» RECORDS SHOWN:
══════

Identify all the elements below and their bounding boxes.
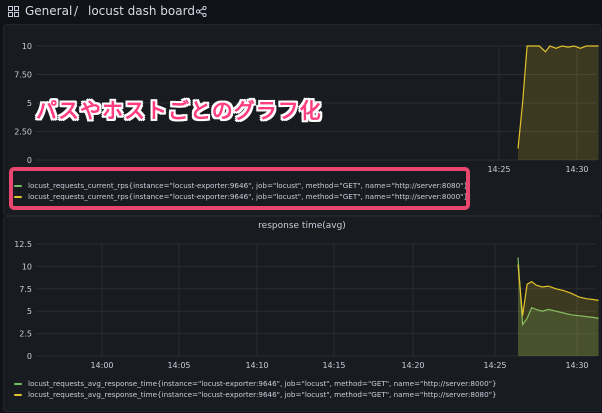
series-area-1 xyxy=(518,264,599,356)
legend-item[interactable]: locust_requests_avg_response_time{instan… xyxy=(14,389,497,400)
legend-swatch-yellow xyxy=(14,393,22,396)
breadcrumb-separator: / xyxy=(74,4,79,18)
x-tick-label: 14:30 xyxy=(565,165,588,174)
x-tick-label: 14:10 xyxy=(245,361,268,370)
y-tick-label: 2.50 xyxy=(14,128,32,137)
y-tick-label: 10 xyxy=(22,262,32,271)
x-tick-label: 14:05 xyxy=(167,361,190,370)
y-tick-label: 0 xyxy=(27,352,32,361)
series-area-1 xyxy=(518,46,599,160)
x-tick-label: 14:00 xyxy=(90,361,113,370)
y-tick-label: 12.5 xyxy=(14,240,32,249)
x-tick-label: 14:30 xyxy=(565,361,588,370)
y-tick-label: 7.5 xyxy=(19,285,32,294)
y-tick-label: 7.50 xyxy=(14,71,32,80)
y-tick-label: 10 xyxy=(22,42,32,51)
response-time-legend: locust_requests_avg_response_time{instan… xyxy=(14,378,497,400)
dashboards-grid-icon[interactable] xyxy=(8,6,19,17)
x-tick-label: 14:20 xyxy=(401,361,424,370)
share-icon[interactable] xyxy=(196,6,207,17)
y-tick-label: 2.5 xyxy=(19,330,32,339)
y-tick-label: 5 xyxy=(27,307,32,316)
x-tick-label: 14:25 xyxy=(487,165,510,174)
y-tick-label: 0 xyxy=(27,156,32,165)
legend-label: locust_requests_avg_response_time{instan… xyxy=(28,390,497,399)
legend-item[interactable]: locust_requests_avg_response_time{instan… xyxy=(14,378,497,389)
x-tick-label: 14:15 xyxy=(322,361,345,370)
annotation-text: パスやホストごとのグラフ化 xyxy=(36,99,322,123)
highlight-box xyxy=(9,167,470,210)
breadcrumb-folder[interactable]: General xyxy=(25,4,72,18)
dashboard-header: General / locust dash board xyxy=(0,0,602,24)
response-time-panel[interactable]: response time(avg) 12.5 10 7.5 5 2.5 0 14:00 14… xyxy=(3,216,601,412)
legend-swatch-green xyxy=(14,382,22,385)
y-tick-label: 5 xyxy=(27,99,32,108)
x-tick-label: 14:25 xyxy=(483,361,506,370)
legend-label: locust_requests_avg_response_time{instan… xyxy=(28,379,497,388)
dashboard-title[interactable]: locust dash board xyxy=(88,4,195,18)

══════

» WHAT TO DO: Copy out the data above line for line with no changes, and leave out the pictures.

» RESPONSE FOR THIS EXERCISE:
Identify all the elements below and their bounding boxes.
series-area-1 xyxy=(518,264,599,356)
legend-item[interactable]: locust_requests_avg_response_time{instan… xyxy=(14,389,497,400)
legend-swatch-yellow xyxy=(14,393,22,396)
breadcrumb-separator: / xyxy=(74,4,79,18)
x-tick-label: 14:30 xyxy=(565,165,588,174)
x-tick-label: 14:10 xyxy=(245,361,268,370)
y-tick-label: 2.50 xyxy=(14,128,32,137)
y-tick-label: 10 xyxy=(22,262,32,271)
x-tick-label: 14:05 xyxy=(167,361,190,370)
y-tick-label: 0 xyxy=(27,352,32,361)
series-area-1 xyxy=(518,46,599,160)
x-tick-label: 14:00 xyxy=(90,361,113,370)
y-tick-label: 12.5 xyxy=(14,240,32,249)
x-tick-label: 14:30 xyxy=(565,361,588,370)
y-tick-label: 7.5 xyxy=(19,285,32,294)
y-tick-label: 7.50 xyxy=(14,71,32,80)
y-tick-label: 10 xyxy=(22,42,32,51)
response-time-legend: locust_requests_avg_response_time{instan… xyxy=(14,378,497,400)
dashboards-grid-icon[interactable] xyxy=(8,6,19,17)
x-tick-label: 14:20 xyxy=(401,361,424,370)
share-icon[interactable] xyxy=(196,6,207,17)
y-tick-label: 2.5 xyxy=(19,330,32,339)
y-tick-label: 5 xyxy=(27,307,32,316)
x-tick-label: 14:25 xyxy=(487,165,510,174)
y-tick-label: 0 xyxy=(27,156,32,165)
legend-label: locust_requests_avg_response_time{instan… xyxy=(28,390,497,399)
legend-item[interactable]: locust_requests_avg_response_time{instan… xyxy=(14,378,497,389)
x-tick-label: 14:15 xyxy=(322,361,345,370)
annotation-text: パスやホストごとのグラフ化 xyxy=(36,99,322,123)
highlight-box xyxy=(9,167,470,210)
breadcrumb-folder[interactable]: General xyxy=(25,4,72,18)
dashboard-header: General / locust dash board xyxy=(0,0,602,24)
response-time-panel[interactable]: response time(avg) 12.5 10 7.5 5 2.5 0 14:00 14… xyxy=(3,216,601,412)
legend-swatch-green xyxy=(14,382,22,385)
y-tick-label: 5 xyxy=(27,99,32,108)
x-tick-label: 14:25 xyxy=(483,361,506,370)
legend-label: locust_requests_avg_response_time{instan… xyxy=(28,379,497,388)
dashboard-title[interactable]: locust dash board xyxy=(88,4,195,18)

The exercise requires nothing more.